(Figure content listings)
__________

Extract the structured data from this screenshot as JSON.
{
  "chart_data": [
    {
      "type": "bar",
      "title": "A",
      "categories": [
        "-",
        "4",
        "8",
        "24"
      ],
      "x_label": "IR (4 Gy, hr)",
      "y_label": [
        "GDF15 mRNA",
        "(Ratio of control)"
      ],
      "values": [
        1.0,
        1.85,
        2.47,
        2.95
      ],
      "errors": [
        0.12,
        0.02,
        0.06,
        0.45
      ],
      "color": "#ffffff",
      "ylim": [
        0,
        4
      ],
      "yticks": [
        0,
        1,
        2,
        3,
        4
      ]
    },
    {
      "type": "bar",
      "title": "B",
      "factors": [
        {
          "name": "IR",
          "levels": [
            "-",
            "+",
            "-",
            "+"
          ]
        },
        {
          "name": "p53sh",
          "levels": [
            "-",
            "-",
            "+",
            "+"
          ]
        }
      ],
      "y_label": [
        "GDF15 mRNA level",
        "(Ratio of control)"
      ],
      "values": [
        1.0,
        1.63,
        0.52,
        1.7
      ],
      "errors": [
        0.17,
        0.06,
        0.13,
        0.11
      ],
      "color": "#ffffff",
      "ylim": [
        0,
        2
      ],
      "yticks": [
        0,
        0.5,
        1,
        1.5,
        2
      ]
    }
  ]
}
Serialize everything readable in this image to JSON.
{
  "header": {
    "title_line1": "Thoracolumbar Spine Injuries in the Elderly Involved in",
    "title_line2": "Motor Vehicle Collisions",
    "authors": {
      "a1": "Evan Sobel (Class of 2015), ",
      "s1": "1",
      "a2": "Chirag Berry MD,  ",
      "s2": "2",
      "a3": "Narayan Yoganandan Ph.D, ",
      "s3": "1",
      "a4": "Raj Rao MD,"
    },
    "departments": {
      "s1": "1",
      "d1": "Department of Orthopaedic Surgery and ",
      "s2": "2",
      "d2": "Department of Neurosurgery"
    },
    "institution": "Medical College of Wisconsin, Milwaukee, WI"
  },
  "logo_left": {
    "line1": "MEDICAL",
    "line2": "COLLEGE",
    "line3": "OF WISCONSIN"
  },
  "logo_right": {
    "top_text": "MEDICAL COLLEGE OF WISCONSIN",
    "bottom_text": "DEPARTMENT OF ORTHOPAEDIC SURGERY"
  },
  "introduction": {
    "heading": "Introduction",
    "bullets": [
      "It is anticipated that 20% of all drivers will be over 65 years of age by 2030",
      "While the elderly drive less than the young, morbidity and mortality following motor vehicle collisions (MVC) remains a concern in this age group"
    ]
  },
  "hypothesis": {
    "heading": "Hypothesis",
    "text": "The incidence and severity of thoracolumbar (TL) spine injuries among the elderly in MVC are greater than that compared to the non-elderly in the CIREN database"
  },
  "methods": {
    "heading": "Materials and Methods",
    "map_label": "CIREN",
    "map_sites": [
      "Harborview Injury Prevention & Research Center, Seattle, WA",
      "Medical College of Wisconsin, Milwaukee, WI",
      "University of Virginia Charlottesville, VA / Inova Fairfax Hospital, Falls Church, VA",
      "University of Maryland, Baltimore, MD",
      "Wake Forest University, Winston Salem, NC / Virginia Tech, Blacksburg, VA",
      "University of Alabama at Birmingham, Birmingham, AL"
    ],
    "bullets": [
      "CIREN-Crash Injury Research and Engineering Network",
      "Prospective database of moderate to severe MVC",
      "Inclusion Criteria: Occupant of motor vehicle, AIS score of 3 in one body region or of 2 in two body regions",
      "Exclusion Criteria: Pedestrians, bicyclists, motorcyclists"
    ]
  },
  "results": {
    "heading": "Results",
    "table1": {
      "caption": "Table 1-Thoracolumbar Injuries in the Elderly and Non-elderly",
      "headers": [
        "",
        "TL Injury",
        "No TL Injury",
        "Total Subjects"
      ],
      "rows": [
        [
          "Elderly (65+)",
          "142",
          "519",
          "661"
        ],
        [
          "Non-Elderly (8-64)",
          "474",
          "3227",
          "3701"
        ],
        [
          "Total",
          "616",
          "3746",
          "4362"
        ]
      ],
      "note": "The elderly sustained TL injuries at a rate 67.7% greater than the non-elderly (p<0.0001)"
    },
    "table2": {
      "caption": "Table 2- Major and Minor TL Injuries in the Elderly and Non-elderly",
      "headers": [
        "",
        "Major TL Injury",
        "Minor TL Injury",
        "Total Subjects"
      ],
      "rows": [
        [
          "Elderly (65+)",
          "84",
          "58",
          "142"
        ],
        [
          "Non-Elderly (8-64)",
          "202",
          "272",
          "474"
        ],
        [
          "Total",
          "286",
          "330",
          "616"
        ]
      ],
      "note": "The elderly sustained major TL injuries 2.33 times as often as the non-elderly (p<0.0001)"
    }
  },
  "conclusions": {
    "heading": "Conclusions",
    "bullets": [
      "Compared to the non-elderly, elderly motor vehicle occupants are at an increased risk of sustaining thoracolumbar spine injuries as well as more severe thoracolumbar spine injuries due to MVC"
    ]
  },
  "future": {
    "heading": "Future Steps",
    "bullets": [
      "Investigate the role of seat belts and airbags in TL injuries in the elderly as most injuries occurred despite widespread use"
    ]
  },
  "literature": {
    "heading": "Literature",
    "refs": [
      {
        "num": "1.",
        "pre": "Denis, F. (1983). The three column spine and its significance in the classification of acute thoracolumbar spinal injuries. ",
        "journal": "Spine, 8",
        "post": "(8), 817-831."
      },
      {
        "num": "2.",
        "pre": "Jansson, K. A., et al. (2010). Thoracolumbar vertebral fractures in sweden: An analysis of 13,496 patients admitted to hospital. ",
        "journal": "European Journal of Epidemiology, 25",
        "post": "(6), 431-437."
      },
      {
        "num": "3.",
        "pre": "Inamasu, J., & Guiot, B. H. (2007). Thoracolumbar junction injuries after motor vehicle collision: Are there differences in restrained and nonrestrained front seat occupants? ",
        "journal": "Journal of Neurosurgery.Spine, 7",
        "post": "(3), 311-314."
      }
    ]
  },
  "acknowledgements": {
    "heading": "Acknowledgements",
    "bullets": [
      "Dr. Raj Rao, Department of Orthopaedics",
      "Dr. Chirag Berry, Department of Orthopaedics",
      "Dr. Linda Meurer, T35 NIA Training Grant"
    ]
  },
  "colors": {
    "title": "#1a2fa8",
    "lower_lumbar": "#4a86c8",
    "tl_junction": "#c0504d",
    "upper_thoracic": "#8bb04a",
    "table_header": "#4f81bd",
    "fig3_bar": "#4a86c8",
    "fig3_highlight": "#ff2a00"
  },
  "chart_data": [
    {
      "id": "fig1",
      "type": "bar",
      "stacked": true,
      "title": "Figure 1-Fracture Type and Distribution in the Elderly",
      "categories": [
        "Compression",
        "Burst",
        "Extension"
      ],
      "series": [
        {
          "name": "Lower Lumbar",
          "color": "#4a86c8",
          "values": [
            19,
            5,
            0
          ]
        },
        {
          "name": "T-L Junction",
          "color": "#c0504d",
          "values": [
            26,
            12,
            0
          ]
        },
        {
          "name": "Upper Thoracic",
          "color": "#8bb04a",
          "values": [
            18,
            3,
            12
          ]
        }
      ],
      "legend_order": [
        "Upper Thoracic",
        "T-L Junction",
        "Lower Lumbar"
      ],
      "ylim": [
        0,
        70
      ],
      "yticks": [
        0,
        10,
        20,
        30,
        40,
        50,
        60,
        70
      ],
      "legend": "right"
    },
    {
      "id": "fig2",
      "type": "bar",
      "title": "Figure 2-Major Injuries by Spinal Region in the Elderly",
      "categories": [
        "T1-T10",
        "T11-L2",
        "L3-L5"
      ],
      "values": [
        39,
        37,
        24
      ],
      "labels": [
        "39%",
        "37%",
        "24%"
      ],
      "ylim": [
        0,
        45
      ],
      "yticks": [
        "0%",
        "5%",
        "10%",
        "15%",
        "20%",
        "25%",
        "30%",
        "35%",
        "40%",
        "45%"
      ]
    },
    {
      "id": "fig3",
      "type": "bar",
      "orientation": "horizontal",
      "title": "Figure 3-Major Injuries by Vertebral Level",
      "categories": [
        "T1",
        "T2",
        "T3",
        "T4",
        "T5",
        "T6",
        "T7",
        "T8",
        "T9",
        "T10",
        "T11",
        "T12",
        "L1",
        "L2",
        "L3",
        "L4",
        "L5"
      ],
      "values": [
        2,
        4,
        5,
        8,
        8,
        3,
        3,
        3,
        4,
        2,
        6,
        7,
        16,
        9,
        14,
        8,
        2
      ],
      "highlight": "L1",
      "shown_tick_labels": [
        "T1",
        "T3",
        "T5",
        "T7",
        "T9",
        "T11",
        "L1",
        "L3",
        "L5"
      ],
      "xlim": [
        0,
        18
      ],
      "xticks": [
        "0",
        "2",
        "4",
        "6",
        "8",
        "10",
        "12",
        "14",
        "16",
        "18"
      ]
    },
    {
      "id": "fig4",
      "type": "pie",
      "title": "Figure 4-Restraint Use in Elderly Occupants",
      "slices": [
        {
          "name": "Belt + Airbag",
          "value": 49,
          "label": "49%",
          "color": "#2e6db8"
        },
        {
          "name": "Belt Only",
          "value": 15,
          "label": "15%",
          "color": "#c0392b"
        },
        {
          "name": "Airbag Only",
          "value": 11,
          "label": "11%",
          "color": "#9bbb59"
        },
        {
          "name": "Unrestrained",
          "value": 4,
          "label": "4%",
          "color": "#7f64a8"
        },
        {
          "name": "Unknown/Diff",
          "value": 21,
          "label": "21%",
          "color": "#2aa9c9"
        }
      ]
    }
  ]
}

__________

_Work instruction_.
Copy the lines that hold the word "post". Take them from the records above.

_Your response_.
        "post": "(8), 817-831."
        "post": "(6), 431-437."
        "post": "(3), 311-314."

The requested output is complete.